◆ **Task goal**
Using the records below, give the number of lines where the string "repeat" shows up. Add nothing to it.

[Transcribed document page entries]
━━━━
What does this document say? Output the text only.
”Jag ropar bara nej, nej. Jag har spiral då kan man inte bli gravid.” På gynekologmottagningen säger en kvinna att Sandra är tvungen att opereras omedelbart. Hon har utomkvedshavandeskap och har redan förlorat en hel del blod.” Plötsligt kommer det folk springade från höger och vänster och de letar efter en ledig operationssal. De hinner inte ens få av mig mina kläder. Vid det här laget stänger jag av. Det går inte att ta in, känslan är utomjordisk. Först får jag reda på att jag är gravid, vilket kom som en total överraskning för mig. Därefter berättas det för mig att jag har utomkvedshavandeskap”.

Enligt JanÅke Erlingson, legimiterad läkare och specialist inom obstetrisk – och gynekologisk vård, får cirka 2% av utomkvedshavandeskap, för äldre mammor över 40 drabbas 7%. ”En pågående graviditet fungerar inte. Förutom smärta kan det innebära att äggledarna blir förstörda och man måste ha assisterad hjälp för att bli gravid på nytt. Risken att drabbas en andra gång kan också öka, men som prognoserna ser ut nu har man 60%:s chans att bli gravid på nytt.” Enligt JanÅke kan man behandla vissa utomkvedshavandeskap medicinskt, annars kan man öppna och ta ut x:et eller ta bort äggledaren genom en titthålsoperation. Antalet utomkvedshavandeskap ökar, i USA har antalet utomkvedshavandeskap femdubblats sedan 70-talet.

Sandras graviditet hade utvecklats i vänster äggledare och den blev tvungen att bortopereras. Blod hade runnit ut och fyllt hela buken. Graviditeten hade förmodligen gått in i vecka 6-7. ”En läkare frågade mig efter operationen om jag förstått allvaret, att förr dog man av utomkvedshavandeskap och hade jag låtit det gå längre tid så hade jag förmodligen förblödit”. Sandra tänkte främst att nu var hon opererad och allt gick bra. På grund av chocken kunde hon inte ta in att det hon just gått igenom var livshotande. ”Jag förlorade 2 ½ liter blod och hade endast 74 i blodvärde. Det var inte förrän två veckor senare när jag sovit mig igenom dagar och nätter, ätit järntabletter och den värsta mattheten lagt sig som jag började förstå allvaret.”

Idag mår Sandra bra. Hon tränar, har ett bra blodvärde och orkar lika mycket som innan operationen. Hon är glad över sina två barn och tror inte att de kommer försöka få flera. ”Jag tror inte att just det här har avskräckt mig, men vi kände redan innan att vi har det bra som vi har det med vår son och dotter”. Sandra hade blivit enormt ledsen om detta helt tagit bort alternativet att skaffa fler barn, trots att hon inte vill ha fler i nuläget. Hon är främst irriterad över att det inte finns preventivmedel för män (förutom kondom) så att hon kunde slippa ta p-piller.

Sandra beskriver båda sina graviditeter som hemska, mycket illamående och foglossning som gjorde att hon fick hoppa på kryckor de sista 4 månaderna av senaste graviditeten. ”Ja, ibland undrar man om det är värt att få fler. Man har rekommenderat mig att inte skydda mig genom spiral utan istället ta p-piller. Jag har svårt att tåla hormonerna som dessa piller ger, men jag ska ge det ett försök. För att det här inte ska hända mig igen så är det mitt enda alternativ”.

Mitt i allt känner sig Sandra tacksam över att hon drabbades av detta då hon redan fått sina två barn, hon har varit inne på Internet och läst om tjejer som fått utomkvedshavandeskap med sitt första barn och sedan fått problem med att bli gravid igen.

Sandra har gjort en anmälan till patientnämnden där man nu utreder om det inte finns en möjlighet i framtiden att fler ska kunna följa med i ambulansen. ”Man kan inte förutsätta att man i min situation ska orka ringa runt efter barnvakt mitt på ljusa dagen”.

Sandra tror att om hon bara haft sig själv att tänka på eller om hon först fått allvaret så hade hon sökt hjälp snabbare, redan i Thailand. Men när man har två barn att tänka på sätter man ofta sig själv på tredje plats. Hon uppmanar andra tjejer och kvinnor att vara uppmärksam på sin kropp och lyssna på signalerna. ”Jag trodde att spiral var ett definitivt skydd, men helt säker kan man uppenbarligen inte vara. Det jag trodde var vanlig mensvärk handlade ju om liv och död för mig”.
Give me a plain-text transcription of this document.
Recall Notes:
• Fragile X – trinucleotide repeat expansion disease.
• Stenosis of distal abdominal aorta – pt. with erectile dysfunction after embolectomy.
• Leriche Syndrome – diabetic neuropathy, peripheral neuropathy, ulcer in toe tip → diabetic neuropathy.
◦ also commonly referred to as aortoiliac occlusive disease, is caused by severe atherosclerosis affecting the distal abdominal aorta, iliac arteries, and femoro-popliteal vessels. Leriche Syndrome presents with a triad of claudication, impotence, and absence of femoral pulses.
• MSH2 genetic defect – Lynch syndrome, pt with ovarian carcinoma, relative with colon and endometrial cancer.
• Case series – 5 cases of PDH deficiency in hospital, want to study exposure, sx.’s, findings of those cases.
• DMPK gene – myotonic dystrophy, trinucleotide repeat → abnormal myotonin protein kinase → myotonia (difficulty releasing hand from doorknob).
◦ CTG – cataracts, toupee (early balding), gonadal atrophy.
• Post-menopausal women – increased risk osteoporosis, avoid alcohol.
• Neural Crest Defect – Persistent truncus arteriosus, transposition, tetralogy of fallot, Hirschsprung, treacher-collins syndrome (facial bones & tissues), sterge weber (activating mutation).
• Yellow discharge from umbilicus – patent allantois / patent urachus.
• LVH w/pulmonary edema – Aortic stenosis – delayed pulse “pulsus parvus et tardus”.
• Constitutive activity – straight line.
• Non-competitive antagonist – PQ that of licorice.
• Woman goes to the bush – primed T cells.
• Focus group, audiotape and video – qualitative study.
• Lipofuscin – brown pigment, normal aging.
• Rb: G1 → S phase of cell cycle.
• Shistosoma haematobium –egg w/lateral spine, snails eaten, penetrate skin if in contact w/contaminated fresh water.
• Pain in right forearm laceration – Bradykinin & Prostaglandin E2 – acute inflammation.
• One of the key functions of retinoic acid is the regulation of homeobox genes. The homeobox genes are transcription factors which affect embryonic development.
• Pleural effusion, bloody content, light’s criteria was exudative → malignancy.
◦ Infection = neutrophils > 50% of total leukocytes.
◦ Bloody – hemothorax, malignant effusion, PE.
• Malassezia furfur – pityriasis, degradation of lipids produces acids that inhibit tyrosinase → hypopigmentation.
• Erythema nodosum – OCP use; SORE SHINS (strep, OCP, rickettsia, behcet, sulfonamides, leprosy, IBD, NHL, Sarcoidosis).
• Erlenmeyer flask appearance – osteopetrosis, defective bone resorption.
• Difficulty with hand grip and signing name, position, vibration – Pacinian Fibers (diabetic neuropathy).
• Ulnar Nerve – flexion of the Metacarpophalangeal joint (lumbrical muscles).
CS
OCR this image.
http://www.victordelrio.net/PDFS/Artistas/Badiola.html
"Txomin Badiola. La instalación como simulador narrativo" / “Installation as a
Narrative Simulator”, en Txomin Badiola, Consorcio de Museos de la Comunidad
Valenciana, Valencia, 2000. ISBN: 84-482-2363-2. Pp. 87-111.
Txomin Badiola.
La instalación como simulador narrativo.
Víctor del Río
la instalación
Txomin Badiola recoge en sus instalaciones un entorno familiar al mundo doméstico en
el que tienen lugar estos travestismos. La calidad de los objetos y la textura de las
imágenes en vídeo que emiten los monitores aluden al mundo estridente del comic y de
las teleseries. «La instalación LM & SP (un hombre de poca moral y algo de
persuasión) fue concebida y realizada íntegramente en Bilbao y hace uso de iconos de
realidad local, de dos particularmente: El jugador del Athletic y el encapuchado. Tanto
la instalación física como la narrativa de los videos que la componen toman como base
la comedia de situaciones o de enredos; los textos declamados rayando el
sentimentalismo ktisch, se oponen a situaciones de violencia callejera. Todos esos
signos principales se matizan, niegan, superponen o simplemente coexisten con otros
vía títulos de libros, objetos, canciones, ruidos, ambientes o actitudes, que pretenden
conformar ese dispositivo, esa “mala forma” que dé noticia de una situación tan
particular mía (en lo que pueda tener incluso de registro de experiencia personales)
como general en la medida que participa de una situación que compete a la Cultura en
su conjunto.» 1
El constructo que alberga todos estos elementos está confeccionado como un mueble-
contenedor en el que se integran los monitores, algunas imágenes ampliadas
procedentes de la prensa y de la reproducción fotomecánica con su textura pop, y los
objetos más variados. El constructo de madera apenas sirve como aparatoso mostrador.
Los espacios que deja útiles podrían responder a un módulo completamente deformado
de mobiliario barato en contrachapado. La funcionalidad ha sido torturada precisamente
━━━━
◆ **Response to this exercise**
2